Problem statement: Omit the pictures from the entries below and retype everything else exactly.

Materials provided:
================================
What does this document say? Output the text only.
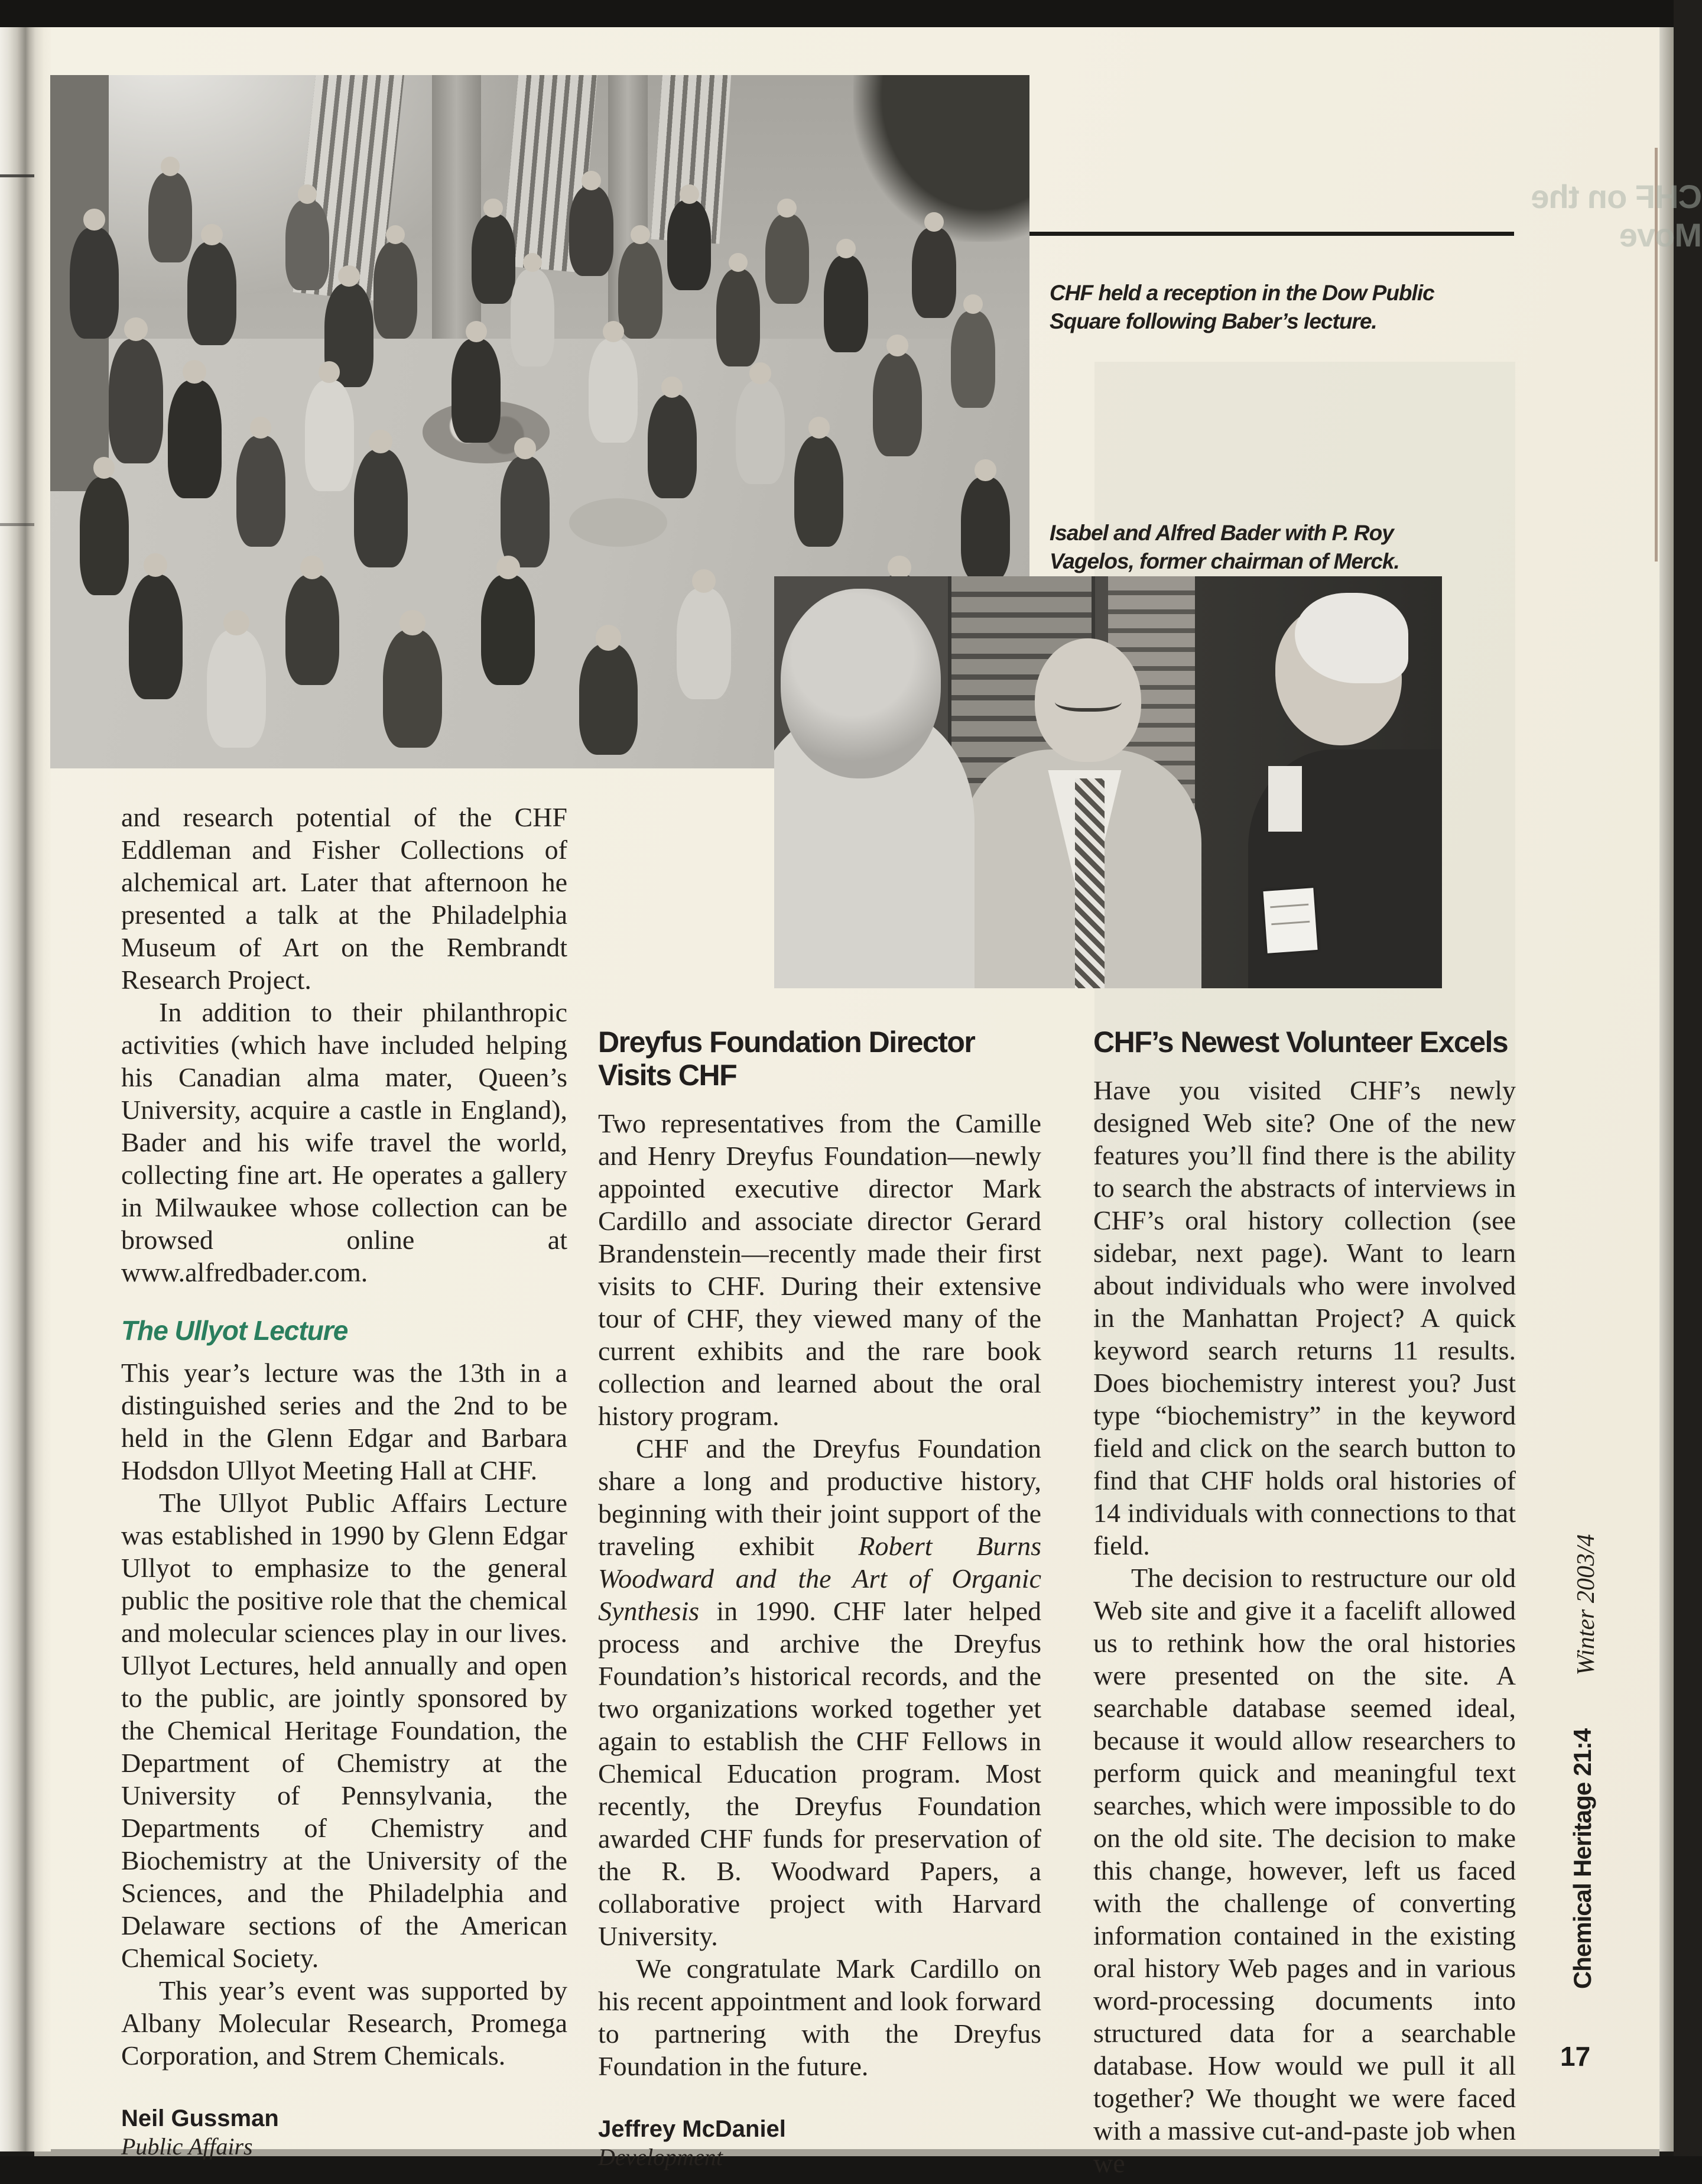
CHF on the Move
CHF held a reception in the Dow Public Square following Baber’s lecture.
Isabel and Alfred Bader with P. Roy Vagelos, former chairman of Merck.

and research potential of the CHF Eddleman and Fisher Collections of alchemical art. Later that afternoon he presented a talk at the Philadelphia Museum of Art on the Rembrandt Research Project.

In addition to their philanthropic activities (which have included helping his Canadian alma mater, Queen’s University, acquire a castle in England), Bader and his wife travel the world, collecting fine art. He operates a gallery in Milwaukee whose collection can be browsed online at www.alfredbader.com.

The Ullyot Lecture

This year’s lecture was the 13th in a distinguished series and the 2nd to be held in the Glenn Edgar and Barbara Hodsdon Ullyot Meeting Hall at CHF.

The Ullyot Public Affairs Lecture was established in 1990 by Glenn Edgar Ullyot to emphasize to the general public the positive role that the chemical and molecular sciences play in our lives. Ullyot Lectures, held annually and open to the public, are jointly sponsored by the Chemical Heritage Foundation, the Department of Chemistry at the University of Pennsylvania, the Departments of Chemistry and Biochemistry at the University of the Sciences, and the Philadelphia and Delaware sections of the American Chemical Society.

This year’s event was supported by Albany Molecular Research, Promega Corporation, and Strem Chemicals.

Neil Gussman
Public Affairs
Dreyfus Foundation Director Visits CHF

Two representatives from the Camille and Henry Dreyfus Foundation—newly appointed executive director Mark Cardillo and associate director Gerard Brandenstein—recently made their first visits to CHF. During their extensive tour of CHF, they viewed many of the current exhibits and the rare book collection and learned about the oral history program.

CHF and the Dreyfus Foundation share a long and productive history, beginning with their joint support of the traveling exhibit Robert Burns Woodward and the Art of Organic Synthesis in 1990. CHF later helped process and archive the Dreyfus Foundation’s historical records, and the two organizations worked together yet again to establish the CHF Fellows in Chemical Education program. Most recently, the Dreyfus Foundation awarded CHF funds for preservation of the R. B. Woodward Papers, a collaborative project with Harvard University.

We congratulate Mark Cardillo on his recent appointment and look forward to partnering with the Dreyfus Foundation in the future.

Jeffrey McDaniel
Development
CHF’s Newest Volunteer Excels

Have you visited CHF’s newly designed Web site? One of the new features you’ll find there is the ability to search the abstracts of interviews in CHF’s oral history collection (see sidebar, next page). Want to learn about individuals who were involved in the Manhattan Project? A quick keyword search returns 11 results. Does biochemistry interest you? Just type “biochemistry” in the keyword field and click on the search button to find that CHF holds oral histories of 14 individuals with connections to that field.

The decision to restructure our old Web site and give it a facelift allowed us to rethink how the oral histories were presented on the site. A searchable database seemed ideal, because it would allow researchers to perform quick and meaningful text searches, which were impossible to do on the old site. The decision to make this change, however, left us faced with the challenge of converting information contained in the existing oral history Web pages and in various word-processing documents into structured data for a searchable database. How would we pull it all together? We thought we were faced with a massive cut-and-paste job when we

Winter 2003/4
Chemical Heritage 21:4
17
================================
Answer to the problem:
What does this document say? Output the text only.
CHF on the Move
CHF held a reception in the Dow Public Square following Baber’s lecture.
Isabel and Alfred Bader with P. Roy Vagelos, former chairman of Merck.

and research potential of the CHF Eddleman and Fisher Collections of alchemical art. Later that afternoon he presented a talk at the Philadelphia Museum of Art on the Rembrandt Research Project.

In addition to their philanthropic activities (which have included helping his Canadian alma mater, Queen’s University, acquire a castle in England), Bader and his wife travel the world, collecting fine art. He operates a gallery in Milwaukee whose collection can be browsed online at www.alfredbader.com.

The Ullyot Lecture

This year’s lecture was the 13th in a distinguished series and the 2nd to be held in the Glenn Edgar and Barbara Hodsdon Ullyot Meeting Hall at CHF.

The Ullyot Public Affairs Lecture was established in 1990 by Glenn Edgar Ullyot to emphasize to the general public the positive role that the chemical and molecular sciences play in our lives. Ullyot Lectures, held annually and open to the public, are jointly sponsored by the Chemical Heritage Foundation, the Department of Chemistry at the University of Pennsylvania, the Departments of Chemistry and Biochemistry at the University of the Sciences, and the Philadelphia and Delaware sections of the American Chemical Society.

This year’s event was supported by Albany Molecular Research, Promega Corporation, and Strem Chemicals.

Neil Gussman
Public Affairs
Dreyfus Foundation Director Visits CHF

Two representatives from the Camille and Henry Dreyfus Foundation—newly appointed executive director Mark Cardillo and associate director Gerard Brandenstein—recently made their first visits to CHF. During their extensive tour of CHF, they viewed many of the current exhibits and the rare book collection and learned about the oral history program.

CHF and the Dreyfus Foundation share a long and productive history, beginning with their joint support of the traveling exhibit Robert Burns Woodward and the Art of Organic Synthesis in 1990. CHF later helped process and archive the Dreyfus Foundation’s historical records, and the two organizations worked together yet again to establish the CHF Fellows in Chemical Education program. Most recently, the Dreyfus Foundation awarded CHF funds for preservation of the R. B. Woodward Papers, a collaborative project with Harvard University.

We congratulate Mark Cardillo on his recent appointment and look forward to partnering with the Dreyfus Foundation in the future.

Jeffrey McDaniel
Development
CHF’s Newest Volunteer Excels

Have you visited CHF’s newly designed Web site? One of the new features you’ll find there is the ability to search the abstracts of interviews in CHF’s oral history collection (see sidebar, next page). Want to learn about individuals who were involved in the Manhattan Project? A quick keyword search returns 11 results. Does biochemistry interest you? Just type “biochemistry” in the keyword field and click on the search button to find that CHF holds oral histories of 14 individuals with connections to that field.

The decision to restructure our old Web site and give it a facelift allowed us to rethink how the oral histories were presented on the site. A searchable database seemed ideal, because it would allow researchers to perform quick and meaningful text searches, which were impossible to do on the old site. The decision to make this change, however, left us faced with the challenge of converting information contained in the existing oral history Web pages and in various word-processing documents into structured data for a searchable database. How would we pull it all together? We thought we were faced with a massive cut-and-paste job when we

Winter 2003/4
Chemical Heritage 21:4
17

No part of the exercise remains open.